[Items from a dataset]
* start *

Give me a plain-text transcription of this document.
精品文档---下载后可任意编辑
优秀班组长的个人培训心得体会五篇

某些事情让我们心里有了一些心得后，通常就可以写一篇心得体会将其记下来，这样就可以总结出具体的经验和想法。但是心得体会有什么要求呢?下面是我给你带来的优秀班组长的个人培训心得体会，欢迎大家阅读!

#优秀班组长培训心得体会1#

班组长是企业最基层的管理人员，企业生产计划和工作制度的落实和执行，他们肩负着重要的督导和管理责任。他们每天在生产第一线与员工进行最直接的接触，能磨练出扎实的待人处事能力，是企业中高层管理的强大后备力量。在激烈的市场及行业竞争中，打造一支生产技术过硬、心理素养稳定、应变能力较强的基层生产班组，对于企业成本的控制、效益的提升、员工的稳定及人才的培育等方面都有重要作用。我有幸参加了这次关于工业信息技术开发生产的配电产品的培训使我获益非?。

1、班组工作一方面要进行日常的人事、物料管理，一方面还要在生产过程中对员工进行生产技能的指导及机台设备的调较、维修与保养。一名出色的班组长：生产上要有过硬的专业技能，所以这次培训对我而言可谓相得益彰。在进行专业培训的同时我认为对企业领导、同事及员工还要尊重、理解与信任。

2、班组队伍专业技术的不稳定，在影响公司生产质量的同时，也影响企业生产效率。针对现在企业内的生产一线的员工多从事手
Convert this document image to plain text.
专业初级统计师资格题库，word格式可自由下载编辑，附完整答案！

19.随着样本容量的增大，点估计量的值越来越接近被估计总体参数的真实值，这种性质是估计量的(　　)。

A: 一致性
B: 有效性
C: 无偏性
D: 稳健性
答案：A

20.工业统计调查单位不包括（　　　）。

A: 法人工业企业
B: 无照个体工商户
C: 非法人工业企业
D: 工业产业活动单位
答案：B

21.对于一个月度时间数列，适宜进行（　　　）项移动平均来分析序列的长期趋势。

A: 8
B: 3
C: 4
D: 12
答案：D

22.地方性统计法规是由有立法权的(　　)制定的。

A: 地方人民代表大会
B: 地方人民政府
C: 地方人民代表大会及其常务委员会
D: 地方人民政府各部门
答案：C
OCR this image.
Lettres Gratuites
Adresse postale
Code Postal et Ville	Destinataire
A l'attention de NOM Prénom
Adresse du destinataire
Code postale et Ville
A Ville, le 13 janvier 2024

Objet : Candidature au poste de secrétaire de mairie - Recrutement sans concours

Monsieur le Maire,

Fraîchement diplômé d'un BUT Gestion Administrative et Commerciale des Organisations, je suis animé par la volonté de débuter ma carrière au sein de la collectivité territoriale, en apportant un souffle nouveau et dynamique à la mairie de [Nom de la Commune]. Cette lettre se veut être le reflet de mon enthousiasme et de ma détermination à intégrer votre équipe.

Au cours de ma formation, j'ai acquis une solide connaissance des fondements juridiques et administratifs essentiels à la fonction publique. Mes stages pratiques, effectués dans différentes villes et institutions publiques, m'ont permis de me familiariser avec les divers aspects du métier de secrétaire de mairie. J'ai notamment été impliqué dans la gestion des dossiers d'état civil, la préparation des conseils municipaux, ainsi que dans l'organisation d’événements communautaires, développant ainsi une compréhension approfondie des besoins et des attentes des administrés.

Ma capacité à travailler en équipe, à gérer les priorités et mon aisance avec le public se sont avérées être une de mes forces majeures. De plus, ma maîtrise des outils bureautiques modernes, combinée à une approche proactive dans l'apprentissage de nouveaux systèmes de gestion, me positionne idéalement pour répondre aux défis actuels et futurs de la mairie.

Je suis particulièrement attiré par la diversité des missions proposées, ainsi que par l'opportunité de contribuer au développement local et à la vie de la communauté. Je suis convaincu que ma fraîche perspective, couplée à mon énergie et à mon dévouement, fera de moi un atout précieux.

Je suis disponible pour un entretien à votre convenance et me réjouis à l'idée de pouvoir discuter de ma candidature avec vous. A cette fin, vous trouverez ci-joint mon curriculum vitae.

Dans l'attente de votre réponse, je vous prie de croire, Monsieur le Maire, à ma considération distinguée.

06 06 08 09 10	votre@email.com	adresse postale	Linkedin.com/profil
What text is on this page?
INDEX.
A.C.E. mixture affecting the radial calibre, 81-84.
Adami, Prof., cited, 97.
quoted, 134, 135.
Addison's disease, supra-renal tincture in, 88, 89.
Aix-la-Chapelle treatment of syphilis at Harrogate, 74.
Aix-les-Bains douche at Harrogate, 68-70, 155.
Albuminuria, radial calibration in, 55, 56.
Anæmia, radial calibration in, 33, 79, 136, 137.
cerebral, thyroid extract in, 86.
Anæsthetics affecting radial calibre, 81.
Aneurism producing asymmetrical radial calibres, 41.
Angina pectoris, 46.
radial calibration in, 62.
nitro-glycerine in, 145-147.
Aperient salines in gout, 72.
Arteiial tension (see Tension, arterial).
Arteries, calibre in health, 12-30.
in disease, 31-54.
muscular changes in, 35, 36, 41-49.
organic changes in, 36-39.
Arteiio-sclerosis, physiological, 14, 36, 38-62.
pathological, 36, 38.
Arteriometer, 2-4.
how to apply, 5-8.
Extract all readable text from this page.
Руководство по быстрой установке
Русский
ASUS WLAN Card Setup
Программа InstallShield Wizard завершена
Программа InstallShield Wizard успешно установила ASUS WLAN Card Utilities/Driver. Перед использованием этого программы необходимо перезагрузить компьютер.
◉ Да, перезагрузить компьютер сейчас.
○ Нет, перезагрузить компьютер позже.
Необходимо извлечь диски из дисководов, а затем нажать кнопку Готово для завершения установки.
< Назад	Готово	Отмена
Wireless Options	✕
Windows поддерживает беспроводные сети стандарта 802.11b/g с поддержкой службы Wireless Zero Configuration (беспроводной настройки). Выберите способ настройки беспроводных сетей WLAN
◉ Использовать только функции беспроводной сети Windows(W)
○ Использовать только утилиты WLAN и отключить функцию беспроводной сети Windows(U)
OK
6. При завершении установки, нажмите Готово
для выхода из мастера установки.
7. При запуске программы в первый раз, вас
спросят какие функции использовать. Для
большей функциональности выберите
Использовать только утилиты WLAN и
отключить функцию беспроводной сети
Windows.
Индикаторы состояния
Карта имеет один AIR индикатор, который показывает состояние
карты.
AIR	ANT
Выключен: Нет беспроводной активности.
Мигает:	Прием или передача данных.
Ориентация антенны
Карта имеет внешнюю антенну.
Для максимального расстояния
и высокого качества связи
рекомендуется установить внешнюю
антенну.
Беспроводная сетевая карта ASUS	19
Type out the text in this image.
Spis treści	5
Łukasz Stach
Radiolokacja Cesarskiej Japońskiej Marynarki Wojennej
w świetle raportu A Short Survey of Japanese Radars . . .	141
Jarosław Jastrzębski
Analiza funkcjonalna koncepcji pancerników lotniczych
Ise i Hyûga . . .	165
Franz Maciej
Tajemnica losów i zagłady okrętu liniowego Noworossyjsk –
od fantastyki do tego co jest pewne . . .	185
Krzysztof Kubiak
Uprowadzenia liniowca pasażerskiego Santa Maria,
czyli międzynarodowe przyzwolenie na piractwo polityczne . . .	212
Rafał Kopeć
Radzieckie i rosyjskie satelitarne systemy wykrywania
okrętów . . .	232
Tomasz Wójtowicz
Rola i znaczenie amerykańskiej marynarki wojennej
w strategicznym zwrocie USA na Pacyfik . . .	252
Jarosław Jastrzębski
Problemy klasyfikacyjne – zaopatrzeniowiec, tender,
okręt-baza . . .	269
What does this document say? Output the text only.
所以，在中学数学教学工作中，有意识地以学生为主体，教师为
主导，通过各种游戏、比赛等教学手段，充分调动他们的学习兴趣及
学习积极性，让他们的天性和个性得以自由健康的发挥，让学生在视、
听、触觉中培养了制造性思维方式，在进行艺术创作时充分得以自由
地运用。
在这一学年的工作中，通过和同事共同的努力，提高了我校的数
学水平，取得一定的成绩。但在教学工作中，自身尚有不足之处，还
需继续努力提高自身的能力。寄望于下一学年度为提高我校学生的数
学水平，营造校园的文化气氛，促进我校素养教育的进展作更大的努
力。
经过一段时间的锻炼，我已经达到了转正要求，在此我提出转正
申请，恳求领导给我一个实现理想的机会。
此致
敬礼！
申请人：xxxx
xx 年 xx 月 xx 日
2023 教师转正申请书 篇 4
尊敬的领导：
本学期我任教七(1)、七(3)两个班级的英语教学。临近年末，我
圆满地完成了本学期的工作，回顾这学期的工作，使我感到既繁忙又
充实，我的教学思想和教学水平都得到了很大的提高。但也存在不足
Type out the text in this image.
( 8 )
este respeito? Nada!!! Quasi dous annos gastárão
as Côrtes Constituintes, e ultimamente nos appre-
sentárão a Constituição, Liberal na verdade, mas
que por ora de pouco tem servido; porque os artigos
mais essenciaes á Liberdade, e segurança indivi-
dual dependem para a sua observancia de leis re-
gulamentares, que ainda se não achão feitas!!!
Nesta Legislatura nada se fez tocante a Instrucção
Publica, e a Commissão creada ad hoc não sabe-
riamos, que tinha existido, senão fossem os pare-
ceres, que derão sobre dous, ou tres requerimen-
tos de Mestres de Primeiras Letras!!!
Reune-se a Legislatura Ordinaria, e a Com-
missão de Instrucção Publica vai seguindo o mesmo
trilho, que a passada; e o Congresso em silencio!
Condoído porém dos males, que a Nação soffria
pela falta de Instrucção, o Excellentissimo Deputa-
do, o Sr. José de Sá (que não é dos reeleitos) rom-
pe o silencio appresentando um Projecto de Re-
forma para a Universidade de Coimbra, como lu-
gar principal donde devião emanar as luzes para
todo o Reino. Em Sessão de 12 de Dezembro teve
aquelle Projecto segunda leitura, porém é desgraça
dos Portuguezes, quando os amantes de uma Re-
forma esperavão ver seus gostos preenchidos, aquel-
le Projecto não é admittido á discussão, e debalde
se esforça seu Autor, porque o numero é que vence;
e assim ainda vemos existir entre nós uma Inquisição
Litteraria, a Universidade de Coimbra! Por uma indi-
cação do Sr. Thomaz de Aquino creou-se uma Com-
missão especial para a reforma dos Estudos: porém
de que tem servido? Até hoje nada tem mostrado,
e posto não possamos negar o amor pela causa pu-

* end *

**REQUIRED TASK**: Find how many lines in the records contain the string "vous", then give the number alone.

**FINAL RESULT**: 2